- _PROBLEM_:
Pick out each line below containing "popular".

━━━━━━━━

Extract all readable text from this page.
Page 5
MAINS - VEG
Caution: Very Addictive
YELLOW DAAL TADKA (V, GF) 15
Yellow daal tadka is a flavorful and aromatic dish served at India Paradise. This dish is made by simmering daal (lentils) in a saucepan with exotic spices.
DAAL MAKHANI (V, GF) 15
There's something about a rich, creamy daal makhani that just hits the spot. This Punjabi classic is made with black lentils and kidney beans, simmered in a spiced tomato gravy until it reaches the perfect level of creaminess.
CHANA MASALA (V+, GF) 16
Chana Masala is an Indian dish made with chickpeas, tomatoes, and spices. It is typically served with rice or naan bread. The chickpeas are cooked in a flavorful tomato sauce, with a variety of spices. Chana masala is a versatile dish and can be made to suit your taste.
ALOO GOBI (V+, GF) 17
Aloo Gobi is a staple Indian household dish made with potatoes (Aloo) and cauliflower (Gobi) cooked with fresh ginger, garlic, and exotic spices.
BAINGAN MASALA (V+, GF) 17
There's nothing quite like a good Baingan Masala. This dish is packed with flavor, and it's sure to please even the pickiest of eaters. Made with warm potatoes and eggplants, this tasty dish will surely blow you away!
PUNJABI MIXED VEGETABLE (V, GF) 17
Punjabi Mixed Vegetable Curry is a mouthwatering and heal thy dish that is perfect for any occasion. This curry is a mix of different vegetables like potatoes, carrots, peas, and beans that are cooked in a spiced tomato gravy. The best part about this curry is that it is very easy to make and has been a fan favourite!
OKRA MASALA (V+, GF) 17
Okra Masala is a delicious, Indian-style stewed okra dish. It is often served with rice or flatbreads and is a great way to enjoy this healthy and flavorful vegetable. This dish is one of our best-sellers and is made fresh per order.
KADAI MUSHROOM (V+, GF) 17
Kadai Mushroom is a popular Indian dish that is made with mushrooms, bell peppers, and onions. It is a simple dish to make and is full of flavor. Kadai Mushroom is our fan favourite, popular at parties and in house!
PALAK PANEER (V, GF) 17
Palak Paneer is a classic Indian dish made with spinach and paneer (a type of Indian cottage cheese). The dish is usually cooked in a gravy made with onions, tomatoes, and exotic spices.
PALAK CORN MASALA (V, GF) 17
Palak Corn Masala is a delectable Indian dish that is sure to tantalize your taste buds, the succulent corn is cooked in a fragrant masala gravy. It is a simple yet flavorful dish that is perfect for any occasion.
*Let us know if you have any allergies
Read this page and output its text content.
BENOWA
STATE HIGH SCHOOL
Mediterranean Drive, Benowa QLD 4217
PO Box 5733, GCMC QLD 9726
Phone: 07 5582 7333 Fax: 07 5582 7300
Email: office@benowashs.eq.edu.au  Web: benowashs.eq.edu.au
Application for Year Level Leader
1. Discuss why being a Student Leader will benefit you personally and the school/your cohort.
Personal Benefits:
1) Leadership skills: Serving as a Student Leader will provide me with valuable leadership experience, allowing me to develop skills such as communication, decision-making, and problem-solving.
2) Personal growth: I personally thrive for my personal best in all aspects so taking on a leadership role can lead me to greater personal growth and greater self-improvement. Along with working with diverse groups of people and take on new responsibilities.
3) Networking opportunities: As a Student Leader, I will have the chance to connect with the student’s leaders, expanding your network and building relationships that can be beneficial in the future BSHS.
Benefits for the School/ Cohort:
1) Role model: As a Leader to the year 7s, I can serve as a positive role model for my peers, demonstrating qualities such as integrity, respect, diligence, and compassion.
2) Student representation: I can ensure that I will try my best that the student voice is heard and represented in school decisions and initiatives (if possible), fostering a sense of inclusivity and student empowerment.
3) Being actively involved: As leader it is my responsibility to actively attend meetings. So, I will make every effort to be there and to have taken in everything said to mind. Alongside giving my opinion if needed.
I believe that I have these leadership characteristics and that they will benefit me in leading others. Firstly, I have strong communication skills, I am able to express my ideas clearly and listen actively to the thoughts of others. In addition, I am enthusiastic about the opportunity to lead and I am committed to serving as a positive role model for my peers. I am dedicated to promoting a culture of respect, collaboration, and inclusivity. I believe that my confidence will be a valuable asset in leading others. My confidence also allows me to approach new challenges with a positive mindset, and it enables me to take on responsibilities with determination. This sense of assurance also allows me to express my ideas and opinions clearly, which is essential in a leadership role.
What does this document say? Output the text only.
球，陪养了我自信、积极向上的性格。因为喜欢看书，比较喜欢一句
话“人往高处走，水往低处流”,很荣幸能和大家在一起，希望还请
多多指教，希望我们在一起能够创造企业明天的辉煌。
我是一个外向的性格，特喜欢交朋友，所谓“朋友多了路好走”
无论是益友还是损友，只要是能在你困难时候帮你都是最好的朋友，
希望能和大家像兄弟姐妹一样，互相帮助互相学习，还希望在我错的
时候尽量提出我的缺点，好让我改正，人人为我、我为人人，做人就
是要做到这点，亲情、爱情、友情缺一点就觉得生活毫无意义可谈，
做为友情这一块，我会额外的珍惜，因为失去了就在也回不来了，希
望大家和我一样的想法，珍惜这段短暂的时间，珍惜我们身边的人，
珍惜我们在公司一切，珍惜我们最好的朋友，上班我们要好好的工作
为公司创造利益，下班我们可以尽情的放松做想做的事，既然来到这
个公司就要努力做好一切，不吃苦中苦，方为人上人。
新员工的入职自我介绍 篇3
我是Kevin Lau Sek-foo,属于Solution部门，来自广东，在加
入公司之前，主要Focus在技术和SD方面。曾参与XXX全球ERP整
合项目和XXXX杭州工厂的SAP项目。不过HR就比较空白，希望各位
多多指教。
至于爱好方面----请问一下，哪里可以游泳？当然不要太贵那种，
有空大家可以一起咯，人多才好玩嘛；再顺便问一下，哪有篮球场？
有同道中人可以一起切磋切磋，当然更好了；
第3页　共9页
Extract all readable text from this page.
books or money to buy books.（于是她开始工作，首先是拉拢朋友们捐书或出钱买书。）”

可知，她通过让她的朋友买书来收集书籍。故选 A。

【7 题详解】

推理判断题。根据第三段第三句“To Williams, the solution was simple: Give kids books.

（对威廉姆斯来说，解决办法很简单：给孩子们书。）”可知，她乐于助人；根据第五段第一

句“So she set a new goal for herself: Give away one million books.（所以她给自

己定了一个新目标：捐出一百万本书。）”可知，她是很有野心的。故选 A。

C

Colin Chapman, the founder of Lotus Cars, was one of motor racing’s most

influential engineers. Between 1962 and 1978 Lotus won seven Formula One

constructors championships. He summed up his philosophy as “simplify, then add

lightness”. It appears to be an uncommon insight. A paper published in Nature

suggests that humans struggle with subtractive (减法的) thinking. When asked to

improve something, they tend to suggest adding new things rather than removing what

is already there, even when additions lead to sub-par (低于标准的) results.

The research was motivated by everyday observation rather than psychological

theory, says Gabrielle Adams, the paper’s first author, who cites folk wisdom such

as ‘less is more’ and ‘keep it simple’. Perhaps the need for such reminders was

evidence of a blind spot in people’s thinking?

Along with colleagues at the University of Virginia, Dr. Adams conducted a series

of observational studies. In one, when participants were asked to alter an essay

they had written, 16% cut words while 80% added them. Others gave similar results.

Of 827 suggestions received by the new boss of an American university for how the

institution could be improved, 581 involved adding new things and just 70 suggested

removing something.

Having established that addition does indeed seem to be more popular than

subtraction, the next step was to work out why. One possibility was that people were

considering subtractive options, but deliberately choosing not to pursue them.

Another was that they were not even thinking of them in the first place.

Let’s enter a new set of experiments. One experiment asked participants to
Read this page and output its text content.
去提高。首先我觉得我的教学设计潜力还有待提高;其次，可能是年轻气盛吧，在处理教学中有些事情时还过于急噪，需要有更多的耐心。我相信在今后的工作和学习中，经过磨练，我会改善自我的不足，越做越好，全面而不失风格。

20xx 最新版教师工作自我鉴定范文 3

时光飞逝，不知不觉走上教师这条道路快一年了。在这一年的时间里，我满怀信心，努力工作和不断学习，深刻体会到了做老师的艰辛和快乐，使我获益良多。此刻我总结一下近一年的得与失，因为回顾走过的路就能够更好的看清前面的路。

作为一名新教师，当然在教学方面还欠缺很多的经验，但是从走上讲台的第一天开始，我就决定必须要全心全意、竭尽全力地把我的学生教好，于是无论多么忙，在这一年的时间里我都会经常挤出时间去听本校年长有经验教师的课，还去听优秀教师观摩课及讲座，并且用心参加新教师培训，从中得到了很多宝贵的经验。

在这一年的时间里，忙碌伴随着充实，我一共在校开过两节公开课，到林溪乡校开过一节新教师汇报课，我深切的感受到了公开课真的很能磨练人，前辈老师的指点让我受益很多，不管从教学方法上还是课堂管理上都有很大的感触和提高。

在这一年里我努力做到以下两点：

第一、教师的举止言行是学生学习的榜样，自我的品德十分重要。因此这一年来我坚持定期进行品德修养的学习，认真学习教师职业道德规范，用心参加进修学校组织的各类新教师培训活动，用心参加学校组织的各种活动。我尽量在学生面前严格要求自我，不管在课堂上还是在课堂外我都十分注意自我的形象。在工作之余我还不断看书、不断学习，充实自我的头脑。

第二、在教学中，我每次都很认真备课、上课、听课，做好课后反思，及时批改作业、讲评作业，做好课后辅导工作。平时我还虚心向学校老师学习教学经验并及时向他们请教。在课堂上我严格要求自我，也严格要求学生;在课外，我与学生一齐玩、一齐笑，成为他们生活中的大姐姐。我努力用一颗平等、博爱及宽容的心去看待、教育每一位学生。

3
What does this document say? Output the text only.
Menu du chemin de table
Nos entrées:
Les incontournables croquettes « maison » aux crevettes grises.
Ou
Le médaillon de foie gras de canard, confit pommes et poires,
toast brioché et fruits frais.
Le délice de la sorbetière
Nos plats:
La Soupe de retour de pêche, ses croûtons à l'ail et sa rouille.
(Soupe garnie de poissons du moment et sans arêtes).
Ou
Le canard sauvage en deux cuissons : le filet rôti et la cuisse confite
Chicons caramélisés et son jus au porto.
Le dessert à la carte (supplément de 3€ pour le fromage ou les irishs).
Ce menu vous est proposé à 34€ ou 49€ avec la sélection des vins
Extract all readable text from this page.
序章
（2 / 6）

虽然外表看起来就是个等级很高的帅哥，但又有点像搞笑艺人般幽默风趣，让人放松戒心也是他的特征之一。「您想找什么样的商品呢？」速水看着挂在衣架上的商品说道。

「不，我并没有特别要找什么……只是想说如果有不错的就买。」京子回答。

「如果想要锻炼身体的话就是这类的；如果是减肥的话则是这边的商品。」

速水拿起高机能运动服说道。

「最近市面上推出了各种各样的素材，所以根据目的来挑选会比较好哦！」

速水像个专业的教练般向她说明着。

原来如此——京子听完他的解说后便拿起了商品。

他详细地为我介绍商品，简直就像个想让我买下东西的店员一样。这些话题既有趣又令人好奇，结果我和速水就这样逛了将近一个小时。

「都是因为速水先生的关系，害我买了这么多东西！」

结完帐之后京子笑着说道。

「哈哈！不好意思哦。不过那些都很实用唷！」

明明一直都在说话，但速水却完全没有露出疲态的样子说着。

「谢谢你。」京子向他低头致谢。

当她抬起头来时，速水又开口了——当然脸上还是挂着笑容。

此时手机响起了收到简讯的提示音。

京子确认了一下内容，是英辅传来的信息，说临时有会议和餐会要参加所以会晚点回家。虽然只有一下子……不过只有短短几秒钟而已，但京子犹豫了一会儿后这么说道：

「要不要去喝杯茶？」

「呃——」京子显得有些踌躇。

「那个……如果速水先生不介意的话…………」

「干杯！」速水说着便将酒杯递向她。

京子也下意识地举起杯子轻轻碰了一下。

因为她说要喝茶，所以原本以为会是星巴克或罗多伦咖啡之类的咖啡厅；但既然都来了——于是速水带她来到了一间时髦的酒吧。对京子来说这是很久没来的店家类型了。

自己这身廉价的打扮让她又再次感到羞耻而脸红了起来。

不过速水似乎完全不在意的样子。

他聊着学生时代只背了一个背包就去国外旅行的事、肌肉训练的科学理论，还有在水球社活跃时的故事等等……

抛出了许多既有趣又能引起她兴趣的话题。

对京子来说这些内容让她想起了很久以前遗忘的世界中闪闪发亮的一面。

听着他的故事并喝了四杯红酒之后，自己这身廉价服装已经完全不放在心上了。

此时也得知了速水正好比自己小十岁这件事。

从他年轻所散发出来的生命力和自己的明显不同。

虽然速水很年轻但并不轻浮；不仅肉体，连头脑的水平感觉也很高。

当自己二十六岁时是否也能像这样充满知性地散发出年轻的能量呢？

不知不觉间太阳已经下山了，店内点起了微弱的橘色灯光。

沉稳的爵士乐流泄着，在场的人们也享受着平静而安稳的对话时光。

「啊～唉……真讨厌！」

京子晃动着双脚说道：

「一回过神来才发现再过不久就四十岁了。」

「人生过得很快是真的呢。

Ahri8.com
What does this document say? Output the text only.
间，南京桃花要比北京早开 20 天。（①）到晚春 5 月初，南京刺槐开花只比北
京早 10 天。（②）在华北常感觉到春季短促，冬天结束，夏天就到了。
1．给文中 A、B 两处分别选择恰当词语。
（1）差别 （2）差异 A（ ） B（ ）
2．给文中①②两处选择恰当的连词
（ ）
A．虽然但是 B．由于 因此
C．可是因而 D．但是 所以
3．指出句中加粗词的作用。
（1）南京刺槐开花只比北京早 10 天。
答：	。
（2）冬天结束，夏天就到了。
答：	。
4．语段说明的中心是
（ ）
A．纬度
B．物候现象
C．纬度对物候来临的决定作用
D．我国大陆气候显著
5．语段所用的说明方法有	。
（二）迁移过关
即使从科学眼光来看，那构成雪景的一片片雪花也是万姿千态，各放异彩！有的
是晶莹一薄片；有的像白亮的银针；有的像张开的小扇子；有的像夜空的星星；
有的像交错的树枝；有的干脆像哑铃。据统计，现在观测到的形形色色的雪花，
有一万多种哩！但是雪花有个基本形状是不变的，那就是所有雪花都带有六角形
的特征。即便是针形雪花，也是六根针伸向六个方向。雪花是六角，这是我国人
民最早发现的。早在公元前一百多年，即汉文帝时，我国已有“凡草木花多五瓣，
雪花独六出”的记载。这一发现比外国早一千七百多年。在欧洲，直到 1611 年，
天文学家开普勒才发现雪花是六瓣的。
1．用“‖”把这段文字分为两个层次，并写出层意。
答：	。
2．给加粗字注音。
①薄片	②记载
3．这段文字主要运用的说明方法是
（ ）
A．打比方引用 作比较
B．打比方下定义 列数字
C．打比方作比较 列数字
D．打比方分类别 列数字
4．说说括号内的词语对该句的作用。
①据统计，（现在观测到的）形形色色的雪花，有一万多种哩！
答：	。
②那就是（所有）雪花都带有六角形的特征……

━━━━━━━━

- _CORRECT RESULT_:
Kadai Mushroom is a popular Indian dish that is made with mushrooms, bell peppers, and onions. It is a simple dish to make and is full of flavor. Kadai Mushroom is our fan favourite, popular at parties and in house!
Having established that addition does indeed seem to be more popular than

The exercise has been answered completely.